Selected text:
** Begin **
Remember you need to add landmarks in the same order for each specimen, and don’t forget to add the scale before you start. This step can be a time consuming process in a real analysis.

You will need to use the normal R Console, NOT RStudio for this stage to work

We are going to use the function digitize2d to add eight landmarks (nlandmarks = 8) to our list of photos (list.files(pattern = ".jpg")) and output these into a TPS (thin plate spline) file called whale_landmarks.tps. The scale bars in each photo are 10cm long so we add scale = 10.

digitize2d(filelist = list.files(pattern = ".jpg"),
           nlandmarks = 8, tpsfile = "whale_landmarks.tps", scale = 10)

Note that if you stop this procedure and then start again you may get the following error message: Filelist does not contain the same specimens as TPS file. To fix this you just need to delete whale_landmarks.tps from your working directory and then start again.

If you don’t get an error you should find that a picture of the first specimen appears in your plotting window, and the message:

Only 1 scale measure provided. Will use scale = 10 for all specimens. Digitizing specimen 1 in filelist Set scale = 10

To digitize proceed as follows. You will need to repeat this for each photo.

  1. Set the scale by clicking on the start and end of the black scale bar.
  2. The console will then display Keep scale (y/n)?. If you’re happy press y, if not press n and try again. The function will check you are happy after every landmark you place. This gets a bit tedious but means you don’t have to start over if you click somewhere by accident.
  3. Select landmark 1, click y when happy, then select landmark 2 and so on…
  4. Once you’ve finished one specimen, you’ll be asked if you want to continue to the next specimen. Again you need to press y to continue.
  5. Continue until all eight are digitised

Each specimen should end up looking something like this once the scale and landmarks have been added.

What your photos should look like post digitising

What your photos should look like post digitising

Don’t get too worried about digitising accurately today. This is just an example so you get a chance to try this out. You’ll notice that some landmarks are a lot harder than others to place accurately each time, bringing us back to thinking about potential sources of error.

If you’re having trouble with this step you can use the TPS file I made earlier.

8.5 Reading in your data and plotting it

We can now read in our TPS file to look at our landmarks using readland.tps. I’ve asked it to add the specimen identities from the file names so we know which species is which by using specID = "ID".

landmarks <- readland.tps("whale_landmarks.tps", specID = "ID")
** End **
Stored data:
** Begin **
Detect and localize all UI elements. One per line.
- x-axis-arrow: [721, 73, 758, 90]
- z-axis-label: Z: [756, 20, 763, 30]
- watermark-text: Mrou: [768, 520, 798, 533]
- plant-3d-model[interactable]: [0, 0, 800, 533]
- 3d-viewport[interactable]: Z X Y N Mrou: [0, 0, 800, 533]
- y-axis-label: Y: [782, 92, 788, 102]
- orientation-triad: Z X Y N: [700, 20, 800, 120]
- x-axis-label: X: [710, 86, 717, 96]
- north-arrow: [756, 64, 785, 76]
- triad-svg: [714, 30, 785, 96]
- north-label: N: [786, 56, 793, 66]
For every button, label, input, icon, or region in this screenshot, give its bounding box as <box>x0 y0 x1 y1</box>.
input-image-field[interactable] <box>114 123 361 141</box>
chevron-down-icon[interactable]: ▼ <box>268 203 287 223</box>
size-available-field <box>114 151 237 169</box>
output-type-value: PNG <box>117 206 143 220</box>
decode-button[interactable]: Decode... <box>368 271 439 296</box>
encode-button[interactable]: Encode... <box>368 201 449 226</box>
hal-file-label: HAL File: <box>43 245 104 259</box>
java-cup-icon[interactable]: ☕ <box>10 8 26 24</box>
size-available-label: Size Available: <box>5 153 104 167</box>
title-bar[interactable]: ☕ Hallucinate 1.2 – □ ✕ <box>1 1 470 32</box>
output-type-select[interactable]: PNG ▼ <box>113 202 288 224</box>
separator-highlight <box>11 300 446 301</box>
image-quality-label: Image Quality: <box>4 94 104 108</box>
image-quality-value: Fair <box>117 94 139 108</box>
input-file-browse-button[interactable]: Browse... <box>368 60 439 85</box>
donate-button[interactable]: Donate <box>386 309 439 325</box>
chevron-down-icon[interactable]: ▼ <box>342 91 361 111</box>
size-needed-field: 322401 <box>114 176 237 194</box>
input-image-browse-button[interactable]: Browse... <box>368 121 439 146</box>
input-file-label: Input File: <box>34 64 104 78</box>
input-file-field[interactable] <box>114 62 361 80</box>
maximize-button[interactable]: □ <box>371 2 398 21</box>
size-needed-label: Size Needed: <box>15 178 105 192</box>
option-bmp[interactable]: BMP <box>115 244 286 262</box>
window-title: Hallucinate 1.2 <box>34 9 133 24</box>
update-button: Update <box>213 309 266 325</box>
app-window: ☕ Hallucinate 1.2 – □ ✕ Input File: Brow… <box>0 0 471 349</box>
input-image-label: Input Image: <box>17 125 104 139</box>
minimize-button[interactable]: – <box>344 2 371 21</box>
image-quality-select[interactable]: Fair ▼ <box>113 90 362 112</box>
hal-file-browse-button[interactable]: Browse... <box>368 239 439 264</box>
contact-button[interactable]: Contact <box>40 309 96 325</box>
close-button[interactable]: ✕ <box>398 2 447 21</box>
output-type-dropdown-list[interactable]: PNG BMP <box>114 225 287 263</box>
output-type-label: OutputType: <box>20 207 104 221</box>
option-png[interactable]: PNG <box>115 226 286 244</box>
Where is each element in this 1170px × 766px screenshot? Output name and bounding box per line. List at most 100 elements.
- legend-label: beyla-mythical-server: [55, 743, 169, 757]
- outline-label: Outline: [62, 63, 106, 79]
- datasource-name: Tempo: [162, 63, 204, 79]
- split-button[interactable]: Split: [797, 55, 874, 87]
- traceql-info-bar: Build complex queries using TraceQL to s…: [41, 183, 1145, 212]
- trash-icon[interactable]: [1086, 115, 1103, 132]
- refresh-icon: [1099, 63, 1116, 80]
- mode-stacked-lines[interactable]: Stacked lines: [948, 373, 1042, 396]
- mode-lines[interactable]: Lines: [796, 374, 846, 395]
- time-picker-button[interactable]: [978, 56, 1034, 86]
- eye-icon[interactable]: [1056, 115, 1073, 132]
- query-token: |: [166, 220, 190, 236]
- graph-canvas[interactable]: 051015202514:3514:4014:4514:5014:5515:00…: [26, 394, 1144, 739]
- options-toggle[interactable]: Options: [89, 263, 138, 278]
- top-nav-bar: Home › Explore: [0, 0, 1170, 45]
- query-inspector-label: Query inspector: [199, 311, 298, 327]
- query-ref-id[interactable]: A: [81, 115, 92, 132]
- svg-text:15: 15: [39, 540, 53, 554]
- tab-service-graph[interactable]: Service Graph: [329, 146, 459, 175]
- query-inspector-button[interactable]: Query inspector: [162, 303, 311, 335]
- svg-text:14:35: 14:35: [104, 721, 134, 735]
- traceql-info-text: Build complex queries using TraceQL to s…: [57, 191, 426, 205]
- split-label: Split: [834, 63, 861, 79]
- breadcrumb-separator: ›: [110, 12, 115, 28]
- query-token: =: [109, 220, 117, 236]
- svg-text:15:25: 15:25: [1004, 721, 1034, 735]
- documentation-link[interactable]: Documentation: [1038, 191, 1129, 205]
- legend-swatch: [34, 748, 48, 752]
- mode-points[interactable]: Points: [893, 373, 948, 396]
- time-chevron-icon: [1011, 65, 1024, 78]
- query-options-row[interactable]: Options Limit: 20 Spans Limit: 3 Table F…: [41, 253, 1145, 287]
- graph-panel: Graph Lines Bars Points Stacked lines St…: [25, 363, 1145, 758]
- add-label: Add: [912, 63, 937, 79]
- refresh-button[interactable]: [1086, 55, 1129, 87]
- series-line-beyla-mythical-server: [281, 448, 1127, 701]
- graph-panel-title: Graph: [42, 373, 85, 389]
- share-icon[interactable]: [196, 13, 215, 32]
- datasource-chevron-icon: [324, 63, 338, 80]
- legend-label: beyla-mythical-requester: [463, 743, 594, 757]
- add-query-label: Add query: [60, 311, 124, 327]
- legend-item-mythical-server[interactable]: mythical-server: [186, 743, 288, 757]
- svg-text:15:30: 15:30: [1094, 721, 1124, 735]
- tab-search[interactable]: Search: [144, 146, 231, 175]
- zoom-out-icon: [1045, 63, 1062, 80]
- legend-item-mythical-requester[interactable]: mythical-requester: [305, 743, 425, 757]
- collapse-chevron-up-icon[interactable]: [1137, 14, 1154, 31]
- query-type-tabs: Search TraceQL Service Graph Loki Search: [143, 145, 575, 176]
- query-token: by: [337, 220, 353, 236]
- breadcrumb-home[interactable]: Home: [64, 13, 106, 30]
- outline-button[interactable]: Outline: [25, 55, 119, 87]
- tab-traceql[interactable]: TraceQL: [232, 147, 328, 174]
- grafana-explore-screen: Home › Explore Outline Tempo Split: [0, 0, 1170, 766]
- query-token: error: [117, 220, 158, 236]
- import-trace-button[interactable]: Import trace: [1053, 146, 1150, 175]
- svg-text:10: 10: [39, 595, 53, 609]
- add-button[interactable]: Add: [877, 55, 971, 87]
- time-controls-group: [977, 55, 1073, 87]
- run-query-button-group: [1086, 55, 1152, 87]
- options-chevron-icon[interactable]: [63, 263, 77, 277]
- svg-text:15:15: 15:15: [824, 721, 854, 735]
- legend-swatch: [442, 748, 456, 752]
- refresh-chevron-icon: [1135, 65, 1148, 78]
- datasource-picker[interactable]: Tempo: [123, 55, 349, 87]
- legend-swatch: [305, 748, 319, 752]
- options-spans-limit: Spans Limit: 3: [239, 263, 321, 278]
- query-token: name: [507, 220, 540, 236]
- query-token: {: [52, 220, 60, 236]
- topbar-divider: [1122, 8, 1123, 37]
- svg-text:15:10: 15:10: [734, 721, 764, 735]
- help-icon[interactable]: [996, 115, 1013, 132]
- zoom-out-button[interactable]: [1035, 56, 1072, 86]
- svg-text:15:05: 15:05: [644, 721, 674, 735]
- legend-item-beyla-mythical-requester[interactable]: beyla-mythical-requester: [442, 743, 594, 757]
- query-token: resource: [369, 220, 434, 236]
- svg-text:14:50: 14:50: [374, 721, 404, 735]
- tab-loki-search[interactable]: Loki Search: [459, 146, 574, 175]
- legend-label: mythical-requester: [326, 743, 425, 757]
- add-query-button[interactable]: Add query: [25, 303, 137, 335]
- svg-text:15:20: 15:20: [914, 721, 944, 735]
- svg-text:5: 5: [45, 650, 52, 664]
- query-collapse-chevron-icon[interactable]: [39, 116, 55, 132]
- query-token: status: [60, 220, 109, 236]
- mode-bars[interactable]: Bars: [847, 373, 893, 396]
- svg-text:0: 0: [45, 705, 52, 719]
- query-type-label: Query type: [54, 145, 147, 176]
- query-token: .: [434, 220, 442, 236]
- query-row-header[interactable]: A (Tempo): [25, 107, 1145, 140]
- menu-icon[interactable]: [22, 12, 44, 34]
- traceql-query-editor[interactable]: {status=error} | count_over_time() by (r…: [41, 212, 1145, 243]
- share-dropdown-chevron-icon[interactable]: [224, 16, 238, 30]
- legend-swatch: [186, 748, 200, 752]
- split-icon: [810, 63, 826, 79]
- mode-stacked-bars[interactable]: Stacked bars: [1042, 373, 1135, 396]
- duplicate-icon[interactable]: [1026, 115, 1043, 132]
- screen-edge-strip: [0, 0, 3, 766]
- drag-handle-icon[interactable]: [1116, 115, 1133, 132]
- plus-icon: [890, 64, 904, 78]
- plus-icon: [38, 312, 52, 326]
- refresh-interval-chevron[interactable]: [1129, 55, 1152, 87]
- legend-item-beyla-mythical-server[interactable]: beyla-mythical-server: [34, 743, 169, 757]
** End **
Problems to work on:
1. Reproduce the passage on digitizing landmarks in R verbatim, everything from "digitize2d(filelist = list.files(pattern" down to "black scale bar.".
2. Revise everything from the start of the records down to the line containing "input-image-browse-button[interactable]: Browse... <box>368", replacing "chevron-down-icon" with "dropdown-arrow-icon" and keeping all else unchanged. Give only those lines.

Expected outputs:
1.
digitize2d(filelist = list.files(pattern = ".jpg"),
           nlandmarks = 8, tpsfile = "whale_landmarks.tps", scale = 10)

Note that if you stop this procedure and then start again you may get the following error message: Filelist does not contain the same specimens as TPS file. To fix this you just need to delete whale_landmarks.tps from your working directory and then start again.

If you don’t get an error you should find that a picture of the first specimen appears in your plotting window, and the message:

Only 1 scale measure provided. Will use scale = 10 for all specimens. Digitizing specimen 1 in filelist Set scale = 10

To digitize proceed as follows. You will need to repeat this for each photo.

  1. Set the scale by clicking on the start and end of the black scale bar.

2.
Detect and localize all UI elements. One per line.
- x-axis-arrow: [721, 73, 758, 90]
- z-axis-label: Z: [756, 20, 763, 30]
- watermark-text: Mrou: [768, 520, 798, 533]
- plant-3d-model[interactable]: [0, 0, 800, 533]
- 3d-viewport[interactable]: Z X Y N Mrou: [0, 0, 800, 533]
- y-axis-label: Y: [782, 92, 788, 102]
- orientation-triad: Z X Y N: [700, 20, 800, 120]
- x-axis-label: X: [710, 86, 717, 96]
- north-arrow: [756, 64, 785, 76]
- triad-svg: [714, 30, 785, 96]
- north-label: N: [786, 56, 793, 66]
For every button, label, input, icon, or region in this screenshot, give its bounding box as <box>x0 y0 x1 y1</box>.
input-image-field[interactable] <box>114 123 361 141</box>
dropdown-arrow-icon[interactable]: ▼ <box>268 203 287 223</box>
size-available-field <box>114 151 237 169</box>
output-type-value: PNG <box>117 206 143 220</box>
decode-button[interactable]: Decode... <box>368 271 439 296</box>
encode-button[interactable]: Encode... <box>368 201 449 226</box>
hal-file-label: HAL File: <box>43 245 104 259</box>
java-cup-icon[interactable]: ☕ <box>10 8 26 24</box>
size-available-label: Size Available: <box>5 153 104 167</box>
title-bar[interactable]: ☕ Hallucinate 1.2 – □ ✕ <box>1 1 470 32</box>
output-type-select[interactable]: PNG ▼ <box>113 202 288 224</box>
separator-highlight <box>11 300 446 301</box>
image-quality-label: Image Quality: <box>4 94 104 108</box>
image-quality-value: Fair <box>117 94 139 108</box>
input-file-browse-button[interactable]: Browse... <box>368 60 439 85</box>
donate-button[interactable]: Donate <box>386 309 439 325</box>
dropdown-arrow-icon[interactable]: ▼ <box>342 91 361 111</box>
size-needed-field: 322401 <box>114 176 237 194</box>
input-image-browse-button[interactable]: Browse... <box>368 121 439 146</box>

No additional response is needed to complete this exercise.